**TASK REQUIREMENTS**
Pick out the lines below with "relative" and list them.

━━━━━━━━━━

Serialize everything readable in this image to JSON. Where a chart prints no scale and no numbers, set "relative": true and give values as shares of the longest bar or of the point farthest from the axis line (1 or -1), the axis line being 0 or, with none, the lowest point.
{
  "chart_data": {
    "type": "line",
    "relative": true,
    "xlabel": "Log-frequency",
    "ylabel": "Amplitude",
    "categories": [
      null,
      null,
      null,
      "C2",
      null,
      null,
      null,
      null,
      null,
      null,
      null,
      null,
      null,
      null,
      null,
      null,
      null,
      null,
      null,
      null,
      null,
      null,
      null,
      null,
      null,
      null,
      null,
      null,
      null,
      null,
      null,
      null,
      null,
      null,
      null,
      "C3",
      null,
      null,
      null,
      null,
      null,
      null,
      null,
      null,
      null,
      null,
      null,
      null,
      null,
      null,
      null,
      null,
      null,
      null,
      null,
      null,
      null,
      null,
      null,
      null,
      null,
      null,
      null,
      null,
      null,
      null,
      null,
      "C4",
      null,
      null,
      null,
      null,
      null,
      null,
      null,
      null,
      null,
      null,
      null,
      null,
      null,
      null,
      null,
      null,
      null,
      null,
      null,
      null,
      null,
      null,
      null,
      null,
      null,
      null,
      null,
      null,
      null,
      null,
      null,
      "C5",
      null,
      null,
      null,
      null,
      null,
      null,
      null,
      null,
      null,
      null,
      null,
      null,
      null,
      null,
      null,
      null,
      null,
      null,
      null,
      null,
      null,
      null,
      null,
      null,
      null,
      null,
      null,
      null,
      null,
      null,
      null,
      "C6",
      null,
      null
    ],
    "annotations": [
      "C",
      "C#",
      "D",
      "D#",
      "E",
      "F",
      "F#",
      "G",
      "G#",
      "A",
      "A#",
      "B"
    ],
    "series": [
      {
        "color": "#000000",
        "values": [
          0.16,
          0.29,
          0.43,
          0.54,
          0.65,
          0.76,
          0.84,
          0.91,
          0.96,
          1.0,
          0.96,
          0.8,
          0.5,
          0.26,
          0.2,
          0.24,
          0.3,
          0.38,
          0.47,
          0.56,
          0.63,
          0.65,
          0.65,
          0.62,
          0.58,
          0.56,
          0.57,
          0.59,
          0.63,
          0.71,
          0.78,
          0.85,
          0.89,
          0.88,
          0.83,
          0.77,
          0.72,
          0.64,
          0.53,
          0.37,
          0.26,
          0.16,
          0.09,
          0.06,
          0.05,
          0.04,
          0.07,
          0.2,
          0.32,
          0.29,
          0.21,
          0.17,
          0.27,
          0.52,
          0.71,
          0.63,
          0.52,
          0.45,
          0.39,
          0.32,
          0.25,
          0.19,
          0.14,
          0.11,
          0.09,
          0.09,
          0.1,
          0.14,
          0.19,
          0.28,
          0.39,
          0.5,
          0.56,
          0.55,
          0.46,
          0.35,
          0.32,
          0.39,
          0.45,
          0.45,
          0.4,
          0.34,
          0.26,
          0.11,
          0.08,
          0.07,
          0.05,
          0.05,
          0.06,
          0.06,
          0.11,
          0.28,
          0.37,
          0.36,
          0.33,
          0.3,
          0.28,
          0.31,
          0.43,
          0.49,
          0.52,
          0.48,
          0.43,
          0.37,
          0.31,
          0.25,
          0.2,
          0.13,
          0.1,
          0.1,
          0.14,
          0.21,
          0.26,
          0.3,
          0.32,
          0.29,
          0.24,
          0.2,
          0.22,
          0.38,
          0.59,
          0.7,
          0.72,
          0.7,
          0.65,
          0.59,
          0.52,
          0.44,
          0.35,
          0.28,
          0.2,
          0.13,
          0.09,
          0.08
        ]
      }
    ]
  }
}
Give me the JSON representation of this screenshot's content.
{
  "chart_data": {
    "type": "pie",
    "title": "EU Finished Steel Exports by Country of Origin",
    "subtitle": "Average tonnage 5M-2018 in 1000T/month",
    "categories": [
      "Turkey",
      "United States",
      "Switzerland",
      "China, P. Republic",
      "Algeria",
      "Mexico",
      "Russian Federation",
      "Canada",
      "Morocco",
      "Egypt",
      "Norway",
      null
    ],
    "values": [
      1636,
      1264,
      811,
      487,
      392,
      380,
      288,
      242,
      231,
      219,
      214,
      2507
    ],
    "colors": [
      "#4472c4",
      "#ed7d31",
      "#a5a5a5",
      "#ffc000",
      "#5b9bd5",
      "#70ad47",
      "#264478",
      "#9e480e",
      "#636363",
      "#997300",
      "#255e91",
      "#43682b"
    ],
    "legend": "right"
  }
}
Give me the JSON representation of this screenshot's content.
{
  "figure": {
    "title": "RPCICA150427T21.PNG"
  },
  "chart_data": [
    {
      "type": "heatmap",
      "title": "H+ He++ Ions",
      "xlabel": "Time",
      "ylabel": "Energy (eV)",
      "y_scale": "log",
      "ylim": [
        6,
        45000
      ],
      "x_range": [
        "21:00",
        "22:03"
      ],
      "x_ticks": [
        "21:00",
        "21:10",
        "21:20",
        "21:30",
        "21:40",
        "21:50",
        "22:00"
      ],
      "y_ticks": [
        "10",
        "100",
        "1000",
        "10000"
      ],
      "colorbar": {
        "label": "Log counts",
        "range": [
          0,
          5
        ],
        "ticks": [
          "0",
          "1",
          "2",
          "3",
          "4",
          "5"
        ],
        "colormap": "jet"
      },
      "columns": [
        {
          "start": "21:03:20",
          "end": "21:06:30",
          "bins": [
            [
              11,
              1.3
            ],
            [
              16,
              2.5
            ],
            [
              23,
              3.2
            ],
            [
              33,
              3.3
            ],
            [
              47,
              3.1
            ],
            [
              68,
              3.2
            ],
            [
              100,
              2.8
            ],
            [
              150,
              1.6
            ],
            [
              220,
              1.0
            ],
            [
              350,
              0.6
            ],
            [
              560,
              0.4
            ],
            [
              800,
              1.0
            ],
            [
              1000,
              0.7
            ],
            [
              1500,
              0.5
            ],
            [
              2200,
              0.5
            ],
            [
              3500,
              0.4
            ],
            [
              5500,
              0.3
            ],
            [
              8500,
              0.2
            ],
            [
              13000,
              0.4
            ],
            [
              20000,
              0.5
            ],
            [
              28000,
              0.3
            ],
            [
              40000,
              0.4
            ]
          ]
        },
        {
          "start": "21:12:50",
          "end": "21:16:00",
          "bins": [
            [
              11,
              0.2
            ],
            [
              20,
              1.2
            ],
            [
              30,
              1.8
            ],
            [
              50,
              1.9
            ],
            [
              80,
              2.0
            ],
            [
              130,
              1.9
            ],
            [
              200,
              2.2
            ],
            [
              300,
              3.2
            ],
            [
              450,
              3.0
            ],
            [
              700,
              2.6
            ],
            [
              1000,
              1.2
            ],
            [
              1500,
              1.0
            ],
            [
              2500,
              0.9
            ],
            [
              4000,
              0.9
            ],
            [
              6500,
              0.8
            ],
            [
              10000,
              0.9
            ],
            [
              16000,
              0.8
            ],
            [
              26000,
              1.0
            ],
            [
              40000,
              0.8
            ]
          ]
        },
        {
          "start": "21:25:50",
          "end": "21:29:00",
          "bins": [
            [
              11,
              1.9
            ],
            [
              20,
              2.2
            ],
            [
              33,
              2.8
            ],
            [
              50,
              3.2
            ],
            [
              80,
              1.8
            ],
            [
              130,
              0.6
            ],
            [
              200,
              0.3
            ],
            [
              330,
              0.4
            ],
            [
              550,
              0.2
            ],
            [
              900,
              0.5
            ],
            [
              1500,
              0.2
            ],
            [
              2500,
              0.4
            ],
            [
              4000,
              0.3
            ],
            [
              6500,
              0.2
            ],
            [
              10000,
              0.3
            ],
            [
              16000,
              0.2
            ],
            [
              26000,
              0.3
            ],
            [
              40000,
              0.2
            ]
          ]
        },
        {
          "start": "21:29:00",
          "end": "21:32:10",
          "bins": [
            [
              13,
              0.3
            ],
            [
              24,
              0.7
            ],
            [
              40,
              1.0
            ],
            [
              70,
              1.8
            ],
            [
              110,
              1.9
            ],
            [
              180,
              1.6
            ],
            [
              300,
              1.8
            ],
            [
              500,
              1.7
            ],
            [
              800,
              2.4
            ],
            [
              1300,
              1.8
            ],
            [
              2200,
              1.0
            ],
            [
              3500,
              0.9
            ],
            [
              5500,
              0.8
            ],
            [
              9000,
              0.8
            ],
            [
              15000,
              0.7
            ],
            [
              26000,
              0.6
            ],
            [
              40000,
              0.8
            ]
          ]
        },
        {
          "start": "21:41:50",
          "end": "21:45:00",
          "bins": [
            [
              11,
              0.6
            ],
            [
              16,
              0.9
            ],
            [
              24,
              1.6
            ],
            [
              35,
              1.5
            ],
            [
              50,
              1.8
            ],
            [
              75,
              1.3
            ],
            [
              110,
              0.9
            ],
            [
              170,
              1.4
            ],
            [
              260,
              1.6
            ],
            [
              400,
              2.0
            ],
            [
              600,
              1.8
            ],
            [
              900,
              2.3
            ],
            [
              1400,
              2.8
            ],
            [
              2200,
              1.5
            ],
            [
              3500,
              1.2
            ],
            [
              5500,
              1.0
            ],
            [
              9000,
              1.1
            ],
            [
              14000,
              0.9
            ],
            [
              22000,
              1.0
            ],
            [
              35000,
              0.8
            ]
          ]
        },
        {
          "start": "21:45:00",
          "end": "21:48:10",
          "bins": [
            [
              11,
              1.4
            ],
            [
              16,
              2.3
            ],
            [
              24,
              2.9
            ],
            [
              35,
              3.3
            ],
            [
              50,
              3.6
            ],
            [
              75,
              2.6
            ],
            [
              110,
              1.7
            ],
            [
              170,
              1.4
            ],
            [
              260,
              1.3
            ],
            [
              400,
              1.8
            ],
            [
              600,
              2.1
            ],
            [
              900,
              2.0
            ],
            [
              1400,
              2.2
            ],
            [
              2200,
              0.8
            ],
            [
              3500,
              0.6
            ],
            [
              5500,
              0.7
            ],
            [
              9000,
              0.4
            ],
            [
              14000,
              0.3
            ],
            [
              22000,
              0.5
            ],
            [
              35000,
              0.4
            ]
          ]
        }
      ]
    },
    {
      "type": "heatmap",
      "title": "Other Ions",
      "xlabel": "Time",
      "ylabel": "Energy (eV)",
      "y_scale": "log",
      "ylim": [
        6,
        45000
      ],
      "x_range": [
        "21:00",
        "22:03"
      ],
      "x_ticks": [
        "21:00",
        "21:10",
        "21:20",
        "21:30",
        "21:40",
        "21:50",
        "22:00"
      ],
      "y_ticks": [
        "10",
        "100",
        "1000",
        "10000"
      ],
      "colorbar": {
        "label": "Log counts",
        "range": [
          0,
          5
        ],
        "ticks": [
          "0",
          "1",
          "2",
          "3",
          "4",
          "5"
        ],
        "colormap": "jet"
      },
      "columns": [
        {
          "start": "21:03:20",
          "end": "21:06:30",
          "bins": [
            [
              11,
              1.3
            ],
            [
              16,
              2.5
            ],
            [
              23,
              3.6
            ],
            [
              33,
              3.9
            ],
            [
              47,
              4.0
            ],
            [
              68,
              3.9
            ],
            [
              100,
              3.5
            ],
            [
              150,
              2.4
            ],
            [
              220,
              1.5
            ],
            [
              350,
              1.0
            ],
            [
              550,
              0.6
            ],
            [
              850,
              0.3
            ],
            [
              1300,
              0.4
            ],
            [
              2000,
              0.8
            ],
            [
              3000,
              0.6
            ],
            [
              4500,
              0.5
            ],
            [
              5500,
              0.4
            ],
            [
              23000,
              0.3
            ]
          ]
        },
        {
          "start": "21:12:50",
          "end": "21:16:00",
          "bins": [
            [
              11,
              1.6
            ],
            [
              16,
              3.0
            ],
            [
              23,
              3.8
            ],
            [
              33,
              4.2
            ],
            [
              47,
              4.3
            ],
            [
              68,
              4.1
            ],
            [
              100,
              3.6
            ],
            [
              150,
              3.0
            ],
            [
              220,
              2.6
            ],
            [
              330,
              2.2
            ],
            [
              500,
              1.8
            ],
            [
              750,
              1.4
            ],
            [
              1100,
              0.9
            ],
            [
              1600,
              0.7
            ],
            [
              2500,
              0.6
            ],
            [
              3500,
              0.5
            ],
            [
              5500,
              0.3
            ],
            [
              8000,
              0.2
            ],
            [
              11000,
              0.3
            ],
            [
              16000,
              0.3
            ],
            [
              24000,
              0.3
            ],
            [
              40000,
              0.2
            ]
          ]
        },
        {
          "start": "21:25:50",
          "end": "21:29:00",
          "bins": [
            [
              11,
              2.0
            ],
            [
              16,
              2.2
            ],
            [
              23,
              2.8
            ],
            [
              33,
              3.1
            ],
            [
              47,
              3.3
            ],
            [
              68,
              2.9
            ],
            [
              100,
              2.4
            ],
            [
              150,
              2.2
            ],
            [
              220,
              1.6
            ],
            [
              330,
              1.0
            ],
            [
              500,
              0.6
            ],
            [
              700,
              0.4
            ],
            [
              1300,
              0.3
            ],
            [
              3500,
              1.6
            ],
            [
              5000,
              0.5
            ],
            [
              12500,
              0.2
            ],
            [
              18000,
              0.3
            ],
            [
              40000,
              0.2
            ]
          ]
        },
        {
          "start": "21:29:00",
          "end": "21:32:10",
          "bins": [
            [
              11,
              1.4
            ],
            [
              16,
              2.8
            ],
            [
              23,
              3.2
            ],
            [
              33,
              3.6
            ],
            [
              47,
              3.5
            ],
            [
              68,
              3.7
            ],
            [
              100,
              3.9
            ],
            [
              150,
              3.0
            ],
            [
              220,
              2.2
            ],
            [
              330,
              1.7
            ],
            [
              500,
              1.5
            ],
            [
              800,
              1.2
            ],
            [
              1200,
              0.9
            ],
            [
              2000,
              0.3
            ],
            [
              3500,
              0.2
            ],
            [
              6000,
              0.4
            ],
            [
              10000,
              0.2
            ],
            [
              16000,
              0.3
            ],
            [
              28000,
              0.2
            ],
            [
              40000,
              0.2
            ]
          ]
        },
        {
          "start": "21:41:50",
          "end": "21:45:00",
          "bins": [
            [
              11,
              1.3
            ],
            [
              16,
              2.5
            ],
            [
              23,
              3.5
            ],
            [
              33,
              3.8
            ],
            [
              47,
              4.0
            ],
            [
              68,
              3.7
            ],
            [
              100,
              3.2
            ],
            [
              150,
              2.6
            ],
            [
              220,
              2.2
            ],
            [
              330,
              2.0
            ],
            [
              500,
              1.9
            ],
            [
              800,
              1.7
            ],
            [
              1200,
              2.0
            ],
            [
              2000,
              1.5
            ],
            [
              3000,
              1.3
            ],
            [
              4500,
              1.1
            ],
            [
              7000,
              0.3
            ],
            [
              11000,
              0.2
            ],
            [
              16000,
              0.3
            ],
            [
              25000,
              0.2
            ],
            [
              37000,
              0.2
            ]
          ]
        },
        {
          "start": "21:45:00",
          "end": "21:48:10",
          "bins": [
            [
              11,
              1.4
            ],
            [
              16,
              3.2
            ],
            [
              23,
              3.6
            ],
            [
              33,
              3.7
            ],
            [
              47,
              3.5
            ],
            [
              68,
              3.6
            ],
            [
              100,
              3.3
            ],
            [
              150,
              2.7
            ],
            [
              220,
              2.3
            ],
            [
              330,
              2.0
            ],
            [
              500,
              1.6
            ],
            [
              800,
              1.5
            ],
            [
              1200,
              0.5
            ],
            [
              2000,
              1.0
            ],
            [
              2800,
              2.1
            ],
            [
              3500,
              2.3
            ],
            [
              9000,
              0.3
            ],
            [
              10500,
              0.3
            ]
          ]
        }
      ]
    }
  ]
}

━━━━━━━━━━

**OUTPUT BELOW**
Serialize everything readable in this image to JSON. Where a chart prints no scale and no numbers, set "relative": true and give values as shares of the longest bar or of the point farthest from the axis line (1 or -1), the axis line being 0 or, with none, the lowest point.
    "relative": true,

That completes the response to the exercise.